Given exercise>
List each line in which the string "впадина" appears.

━━ Dataset content

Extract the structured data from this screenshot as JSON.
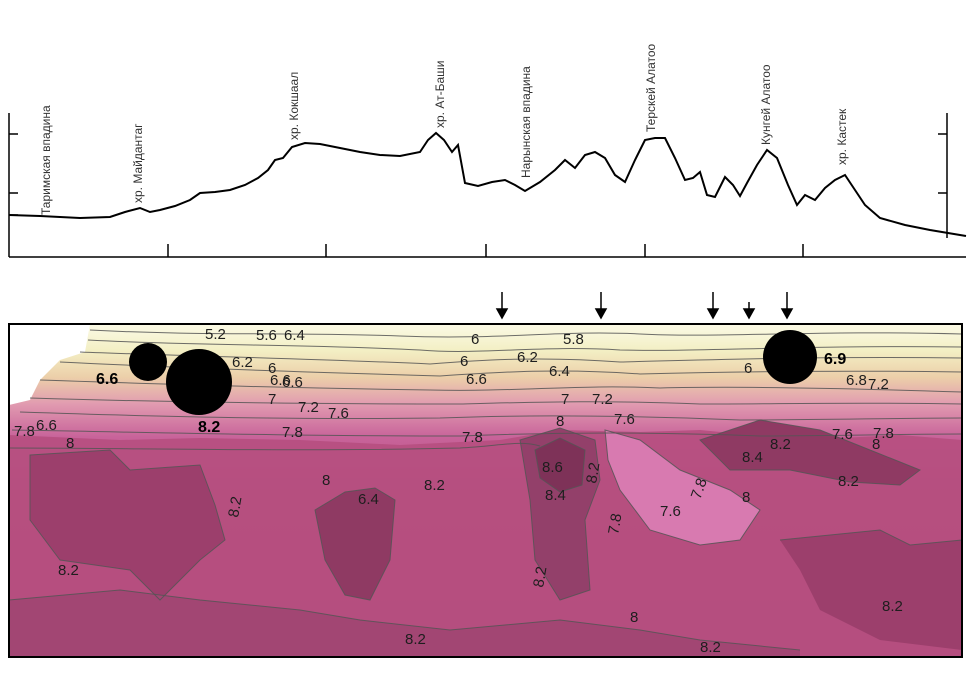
{
  "profile": {
    "place_labels": [
      "Таримская впадина",
      "хр. Майдантаг",
      "хр. Кокшаал",
      "хр. Ат-Баши",
      "Нарынская впадина",
      "Терскей Алатоо",
      "Кунгей Алатоо",
      "хр. Кастек"
    ]
  },
  "section": {
    "contour_labels": [
      "5.2",
      "5.6",
      "6.4",
      "6.2",
      "6.6",
      "6",
      "6.6",
      "7",
      "7.2",
      "7.6",
      "7.8",
      "6.6",
      "8",
      "8.2",
      "7.8",
      "8",
      "8.2",
      "8.2",
      "8.4",
      "8.2",
      "6.4",
      "8.2",
      "6",
      "5.8",
      "6.2",
      "6.6",
      "6.4",
      "7",
      "7.2",
      "7.6",
      "7.8",
      "8",
      "8.6",
      "8.4",
      "8.2",
      "8.2",
      "7.8",
      "7.8",
      "7.6",
      "8",
      "8",
      "8.2",
      "8.4",
      "8.2",
      "7.6",
      "7.8",
      "8.2",
      "6",
      "6.9",
      "6.8",
      "7.2",
      "8",
      "8.2",
      "8.2"
    ],
    "bold_labels": [
      "6.6",
      "8.2",
      "6.9"
    ]
  },
  "colors": {
    "crust_top": "#f3efc4",
    "mantle": "#b8507f",
    "mantle_dark": "#8f3a63",
    "mantle_light": "#d87ab0",
    "event_dot": "#000000"
  },
  "icons": [
    "earthquake-marker-icon",
    "arrow-down-icon"
  ]
}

━━━━

Final answer>
      "Таримская впадина",
      "Нарынская впадина",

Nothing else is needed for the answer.